### YOUR GOAL:
Find the string "Floor" in the data, then copy every line where it is found.

### SOURCE MATERIAL:
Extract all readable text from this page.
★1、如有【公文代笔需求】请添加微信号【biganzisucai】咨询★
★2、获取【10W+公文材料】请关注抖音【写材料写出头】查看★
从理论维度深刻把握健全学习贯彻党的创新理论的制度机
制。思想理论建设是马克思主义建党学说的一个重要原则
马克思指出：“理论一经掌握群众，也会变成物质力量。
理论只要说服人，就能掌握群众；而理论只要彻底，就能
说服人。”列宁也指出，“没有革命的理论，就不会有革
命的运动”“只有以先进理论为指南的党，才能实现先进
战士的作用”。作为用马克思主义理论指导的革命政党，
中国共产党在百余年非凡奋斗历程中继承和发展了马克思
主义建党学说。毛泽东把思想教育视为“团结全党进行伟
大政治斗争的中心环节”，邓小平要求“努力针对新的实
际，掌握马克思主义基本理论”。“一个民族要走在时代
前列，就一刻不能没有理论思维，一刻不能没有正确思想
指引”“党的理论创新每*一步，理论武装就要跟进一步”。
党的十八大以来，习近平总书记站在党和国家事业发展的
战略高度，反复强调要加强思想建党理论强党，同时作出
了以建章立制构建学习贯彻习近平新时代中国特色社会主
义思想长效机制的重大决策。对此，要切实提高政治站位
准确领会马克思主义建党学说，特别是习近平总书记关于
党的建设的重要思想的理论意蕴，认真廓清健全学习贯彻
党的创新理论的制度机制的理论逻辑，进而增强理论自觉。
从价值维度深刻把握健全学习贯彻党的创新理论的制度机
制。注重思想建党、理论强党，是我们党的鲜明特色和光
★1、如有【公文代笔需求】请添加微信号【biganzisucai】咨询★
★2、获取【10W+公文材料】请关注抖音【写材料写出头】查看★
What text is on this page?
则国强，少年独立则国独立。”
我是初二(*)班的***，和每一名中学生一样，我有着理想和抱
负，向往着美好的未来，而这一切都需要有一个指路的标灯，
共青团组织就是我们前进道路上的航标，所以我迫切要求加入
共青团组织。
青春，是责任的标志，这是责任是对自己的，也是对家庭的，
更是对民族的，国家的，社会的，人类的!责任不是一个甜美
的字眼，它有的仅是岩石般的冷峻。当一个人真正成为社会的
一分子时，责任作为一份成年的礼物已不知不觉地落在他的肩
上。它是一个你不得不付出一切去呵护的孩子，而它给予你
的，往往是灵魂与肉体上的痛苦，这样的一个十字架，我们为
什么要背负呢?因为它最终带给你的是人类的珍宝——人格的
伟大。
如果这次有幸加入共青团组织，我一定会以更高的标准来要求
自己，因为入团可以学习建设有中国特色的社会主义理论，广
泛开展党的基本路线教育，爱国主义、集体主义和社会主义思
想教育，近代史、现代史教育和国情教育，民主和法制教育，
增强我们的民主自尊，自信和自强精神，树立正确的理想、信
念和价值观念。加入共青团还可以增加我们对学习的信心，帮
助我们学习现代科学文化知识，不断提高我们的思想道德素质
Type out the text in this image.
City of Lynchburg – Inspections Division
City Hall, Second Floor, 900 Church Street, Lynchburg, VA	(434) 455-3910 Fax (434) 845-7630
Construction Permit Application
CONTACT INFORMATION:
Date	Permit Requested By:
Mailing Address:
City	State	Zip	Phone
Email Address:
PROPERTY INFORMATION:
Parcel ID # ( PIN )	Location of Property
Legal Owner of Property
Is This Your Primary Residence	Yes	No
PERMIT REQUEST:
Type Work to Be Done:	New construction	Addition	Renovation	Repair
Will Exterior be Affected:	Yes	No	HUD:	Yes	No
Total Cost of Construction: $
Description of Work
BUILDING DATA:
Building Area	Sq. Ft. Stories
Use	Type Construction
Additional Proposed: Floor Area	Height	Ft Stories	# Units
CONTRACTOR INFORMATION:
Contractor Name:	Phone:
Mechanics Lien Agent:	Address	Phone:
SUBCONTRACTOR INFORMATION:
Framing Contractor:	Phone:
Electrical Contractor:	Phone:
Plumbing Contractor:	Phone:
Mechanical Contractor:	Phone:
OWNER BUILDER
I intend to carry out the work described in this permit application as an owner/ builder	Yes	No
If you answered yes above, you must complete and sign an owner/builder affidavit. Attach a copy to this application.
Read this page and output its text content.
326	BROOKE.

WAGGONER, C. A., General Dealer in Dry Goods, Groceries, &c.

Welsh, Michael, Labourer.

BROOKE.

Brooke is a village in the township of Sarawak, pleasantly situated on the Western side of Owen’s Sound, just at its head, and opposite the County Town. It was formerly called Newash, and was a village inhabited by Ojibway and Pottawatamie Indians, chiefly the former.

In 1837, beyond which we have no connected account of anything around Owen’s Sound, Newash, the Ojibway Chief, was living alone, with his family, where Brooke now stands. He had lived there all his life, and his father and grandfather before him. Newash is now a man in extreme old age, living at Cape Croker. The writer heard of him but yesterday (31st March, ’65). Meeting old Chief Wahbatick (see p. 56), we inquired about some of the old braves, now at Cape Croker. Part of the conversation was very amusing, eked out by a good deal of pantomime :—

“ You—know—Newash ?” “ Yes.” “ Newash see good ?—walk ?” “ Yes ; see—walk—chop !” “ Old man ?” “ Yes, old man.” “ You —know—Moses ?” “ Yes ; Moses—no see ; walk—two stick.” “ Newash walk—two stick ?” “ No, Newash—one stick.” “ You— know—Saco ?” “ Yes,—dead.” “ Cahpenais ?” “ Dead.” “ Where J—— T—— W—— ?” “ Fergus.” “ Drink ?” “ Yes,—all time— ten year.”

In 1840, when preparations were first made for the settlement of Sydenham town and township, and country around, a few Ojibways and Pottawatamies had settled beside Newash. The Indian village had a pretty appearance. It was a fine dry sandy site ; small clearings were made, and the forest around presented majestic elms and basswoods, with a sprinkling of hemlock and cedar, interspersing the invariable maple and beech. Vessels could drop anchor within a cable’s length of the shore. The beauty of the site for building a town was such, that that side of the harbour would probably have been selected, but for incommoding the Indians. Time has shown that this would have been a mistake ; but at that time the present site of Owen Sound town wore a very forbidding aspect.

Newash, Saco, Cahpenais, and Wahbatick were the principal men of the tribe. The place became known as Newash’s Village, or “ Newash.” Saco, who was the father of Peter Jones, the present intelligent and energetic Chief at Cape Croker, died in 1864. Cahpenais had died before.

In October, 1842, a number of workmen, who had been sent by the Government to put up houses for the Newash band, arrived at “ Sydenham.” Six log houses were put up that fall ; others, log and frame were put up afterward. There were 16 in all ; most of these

### ANSWER:
City Hall, Second Floor, 900 Church Street, Lynchburg, VA	(434) 455-3910 Fax (434) 845-7630
Additional Proposed: Floor Area	Height	Ft Stories	# Units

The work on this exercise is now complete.